> AIM: Your task is to copy every record exactly.

> Extracts from a graphics dataset:
————
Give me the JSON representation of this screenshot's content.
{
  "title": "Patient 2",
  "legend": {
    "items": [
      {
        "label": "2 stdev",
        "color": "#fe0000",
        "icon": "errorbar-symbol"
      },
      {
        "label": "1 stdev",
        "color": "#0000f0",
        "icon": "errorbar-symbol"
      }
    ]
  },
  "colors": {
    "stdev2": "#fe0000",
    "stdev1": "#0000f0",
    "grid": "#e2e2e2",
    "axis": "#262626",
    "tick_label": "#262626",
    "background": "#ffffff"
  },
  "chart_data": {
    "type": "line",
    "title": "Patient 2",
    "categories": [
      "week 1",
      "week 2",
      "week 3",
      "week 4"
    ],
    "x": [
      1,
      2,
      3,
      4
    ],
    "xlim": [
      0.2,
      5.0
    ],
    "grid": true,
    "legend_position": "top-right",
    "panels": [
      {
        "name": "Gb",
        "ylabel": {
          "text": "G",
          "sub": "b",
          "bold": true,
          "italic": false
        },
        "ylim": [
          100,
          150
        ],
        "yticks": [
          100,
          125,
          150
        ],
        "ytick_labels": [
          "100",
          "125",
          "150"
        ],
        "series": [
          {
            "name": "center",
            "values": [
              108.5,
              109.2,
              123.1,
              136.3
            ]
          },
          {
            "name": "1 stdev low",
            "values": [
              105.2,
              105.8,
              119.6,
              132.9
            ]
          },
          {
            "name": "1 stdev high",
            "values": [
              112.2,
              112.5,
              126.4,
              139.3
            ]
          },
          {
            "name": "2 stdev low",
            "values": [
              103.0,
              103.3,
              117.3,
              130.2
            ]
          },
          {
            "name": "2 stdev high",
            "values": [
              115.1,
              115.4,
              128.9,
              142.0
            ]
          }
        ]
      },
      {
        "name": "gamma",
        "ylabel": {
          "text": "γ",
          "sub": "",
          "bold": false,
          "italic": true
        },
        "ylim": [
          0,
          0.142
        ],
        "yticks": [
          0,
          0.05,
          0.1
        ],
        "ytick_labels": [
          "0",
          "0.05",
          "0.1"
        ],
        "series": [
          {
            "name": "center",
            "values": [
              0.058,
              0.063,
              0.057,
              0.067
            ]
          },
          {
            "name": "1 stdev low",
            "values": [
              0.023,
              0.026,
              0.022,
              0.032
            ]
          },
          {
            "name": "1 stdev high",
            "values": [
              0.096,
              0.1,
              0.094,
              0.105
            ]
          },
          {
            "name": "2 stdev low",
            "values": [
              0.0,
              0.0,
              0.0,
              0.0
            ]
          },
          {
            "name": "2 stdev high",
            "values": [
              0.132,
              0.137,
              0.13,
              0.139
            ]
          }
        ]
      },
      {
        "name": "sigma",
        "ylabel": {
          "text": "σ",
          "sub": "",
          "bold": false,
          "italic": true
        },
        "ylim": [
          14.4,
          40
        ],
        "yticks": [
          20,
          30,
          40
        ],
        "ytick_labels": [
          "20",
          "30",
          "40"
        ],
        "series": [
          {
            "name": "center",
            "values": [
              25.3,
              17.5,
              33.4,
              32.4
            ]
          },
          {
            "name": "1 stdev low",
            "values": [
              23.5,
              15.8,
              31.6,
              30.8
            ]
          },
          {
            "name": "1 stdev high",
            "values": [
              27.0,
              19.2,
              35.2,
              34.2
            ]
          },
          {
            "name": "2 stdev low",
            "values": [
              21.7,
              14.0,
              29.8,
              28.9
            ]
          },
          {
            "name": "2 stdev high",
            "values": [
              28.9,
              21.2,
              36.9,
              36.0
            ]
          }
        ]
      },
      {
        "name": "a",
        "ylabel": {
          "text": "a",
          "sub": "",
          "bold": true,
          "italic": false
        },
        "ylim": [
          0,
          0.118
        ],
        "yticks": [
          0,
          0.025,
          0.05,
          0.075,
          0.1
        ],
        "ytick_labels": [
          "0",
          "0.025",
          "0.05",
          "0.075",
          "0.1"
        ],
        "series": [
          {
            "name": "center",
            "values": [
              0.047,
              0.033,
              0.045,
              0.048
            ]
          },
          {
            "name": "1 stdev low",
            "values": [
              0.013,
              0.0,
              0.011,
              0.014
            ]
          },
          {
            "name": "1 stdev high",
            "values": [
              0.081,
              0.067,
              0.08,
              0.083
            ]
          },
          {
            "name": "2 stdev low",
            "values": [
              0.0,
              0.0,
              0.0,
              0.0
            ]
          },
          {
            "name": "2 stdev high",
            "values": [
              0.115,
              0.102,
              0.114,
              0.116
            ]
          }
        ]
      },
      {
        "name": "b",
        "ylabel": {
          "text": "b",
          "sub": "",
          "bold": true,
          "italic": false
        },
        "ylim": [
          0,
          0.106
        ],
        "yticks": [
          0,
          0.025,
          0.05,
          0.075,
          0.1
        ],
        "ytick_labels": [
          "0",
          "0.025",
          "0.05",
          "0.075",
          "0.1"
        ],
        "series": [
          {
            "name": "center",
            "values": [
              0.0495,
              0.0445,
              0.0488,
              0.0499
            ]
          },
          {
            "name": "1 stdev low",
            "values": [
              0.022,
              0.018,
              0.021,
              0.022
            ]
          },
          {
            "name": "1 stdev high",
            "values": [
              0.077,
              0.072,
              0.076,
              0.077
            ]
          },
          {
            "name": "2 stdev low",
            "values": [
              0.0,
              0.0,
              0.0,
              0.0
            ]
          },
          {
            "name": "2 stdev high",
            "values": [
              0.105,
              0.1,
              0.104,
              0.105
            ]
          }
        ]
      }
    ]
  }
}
————
> OUTPUT:
Give me the JSON representation of this screenshot's content.
{
  "title": "Patient 2",
  "legend": {
    "items": [
      {
        "label": "2 stdev",
        "color": "#fe0000",
        "icon": "errorbar-symbol"
      },
      {
        "label": "1 stdev",
        "color": "#0000f0",
        "icon": "errorbar-symbol"
      }
    ]
  },
  "colors": {
    "stdev2": "#fe0000",
    "stdev1": "#0000f0",
    "grid": "#e2e2e2",
    "axis": "#262626",
    "tick_label": "#262626",
    "background": "#ffffff"
  },
  "chart_data": {
    "type": "line",
    "title": "Patient 2",
    "categories": [
      "week 1",
      "week 2",
      "week 3",
      "week 4"
    ],
    "x": [
      1,
      2,
      3,
      4
    ],
    "xlim": [
      0.2,
      5.0
    ],
    "grid": true,
    "legend_position": "top-right",
    "panels": [
      {
        "name": "Gb",
        "ylabel": {
          "text": "G",
          "sub": "b",
          "bold": true,
          "italic": false
        },
        "ylim": [
          100,
          150
        ],
        "yticks": [
          100,
          125,
          150
        ],
        "ytick_labels": [
          "100",
          "125",
          "150"
        ],
        "series": [
          {
            "name": "center",
            "values": [
              108.5,
              109.2,
              123.1,
              136.3
            ]
          },
          {
            "name": "1 stdev low",
            "values": [
              105.2,
              105.8,
              119.6,
              132.9
            ]
          },
          {
            "name": "1 stdev high",
            "values": [
              112.2,
              112.5,
              126.4,
              139.3
            ]
          },
          {
            "name": "2 stdev low",
            "values": [
              103.0,
              103.3,
              117.3,
              130.2
            ]
          },
          {
            "name": "2 stdev high",
            "values": [
              115.1,
              115.4,
              128.9,
              142.0
            ]
          }
        ]
      },
      {
        "name": "gamma",
        "ylabel": {
          "text": "γ",
          "sub": "",
          "bold": false,
          "italic": true
        },
        "ylim": [
          0,
          0.142
        ],
        "yticks": [
          0,
          0.05,
          0.1
        ],
        "ytick_labels": [
          "0",
          "0.05",
          "0.1"
        ],
        "series": [
          {
            "name": "center",
            "values": [
              0.058,
              0.063,
              0.057,
              0.067
            ]
          },
          {
            "name": "1 stdev low",
            "values": [
              0.023,
              0.026,
              0.022,
              0.032
            ]
          },
          {
            "name": "1 stdev high",
            "values": [
              0.096,
              0.1,
              0.094,
              0.105
            ]
          },
          {
            "name": "2 stdev low",
            "values": [
              0.0,
              0.0,
              0.0,
              0.0
            ]
          },
          {
            "name": "2 stdev high",
            "values": [
              0.132,
              0.137,
              0.13,
              0.139
            ]
          }
        ]
      },
      {
        "name": "sigma",
        "ylabel": {
          "text": "σ",
          "sub": "",
          "bold": false,
          "italic": true
        },
        "ylim": [
          14.4,
          40
        ],
        "yticks": [
          20,
          30,
          40
        ],
        "ytick_labels": [
          "20",
          "30",
          "40"
        ],
        "series": [
          {
            "name": "center",
            "values": [
              25.3,
              17.5,
              33.4,
              32.4
            ]
          },
          {
            "name": "1 stdev low",
            "values": [
              23.5,
              15.8,
              31.6,
              30.8
            ]
          },
          {
            "name": "1 stdev high",
            "values": [
              27.0,
              19.2,
              35.2,
              34.2
            ]
          },
          {
            "name": "2 stdev low",
            "values": [
              21.7,
              14.0,
              29.8,
              28.9
            ]
          },
          {
            "name": "2 stdev high",
            "values": [
              28.9,
              21.2,
              36.9,
              36.0
            ]
          }
        ]
      },
      {
        "name": "a",
        "ylabel": {
          "text": "a",
          "sub": "",
          "bold": true,
          "italic": false
        },
        "ylim": [
          0,
          0.118
        ],
        "yticks": [
          0,
          0.025,
          0.05,
          0.075,
          0.1
        ],
        "ytick_labels": [
          "0",
          "0.025",
          "0.05",
          "0.075",
          "0.1"
        ],
        "series": [
          {
            "name": "center",
            "values": [
              0.047,
              0.033,
              0.045,
              0.048
            ]
          },
          {
            "name": "1 stdev low",
            "values": [
              0.013,
              0.0,
              0.011,
              0.014
            ]
          },
          {
            "name": "1 stdev high",
            "values": [
              0.081,
              0.067,
              0.08,
              0.083
            ]
          },
          {
            "name": "2 stdev low",
            "values": [
              0.0,
              0.0,
              0.0,
              0.0
            ]
          },
          {
            "name": "2 stdev high",
            "values": [
              0.115,
              0.102,
              0.114,
              0.116
            ]
          }
        ]
      },
      {
        "name": "b",
        "ylabel": {
          "text": "b",
          "sub": "",
          "bold": true,
          "italic": false
        },
        "ylim": [
          0,
          0.106
        ],
        "yticks": [
          0,
          0.025,
          0.05,
          0.075,
          0.1
        ],
        "ytick_labels": [
          "0",
          "0.025",
          "0.05",
          "0.075",
          "0.1"
        ],
        "series": [
          {
            "name": "center",
            "values": [
              0.0495,
              0.0445,
              0.0488,
              0.0499
            ]
          },
          {
            "name": "1 stdev low",
            "values": [
              0.022,
              0.018,
              0.021,
              0.022
            ]
          },
          {
            "name": "1 stdev high",
            "values": [
              0.077,
              0.072,
              0.076,
              0.077
            ]
          },
          {
            "name": "2 stdev low",
            "values": [
              0.0,
              0.0,
              0.0,
              0.0
            ]
          },
          {
            "name": "2 stdev high",
            "values": [
              0.105,
              0.1,
              0.104,
              0.105
            ]
          }
        ]
      }
    ]
  }
}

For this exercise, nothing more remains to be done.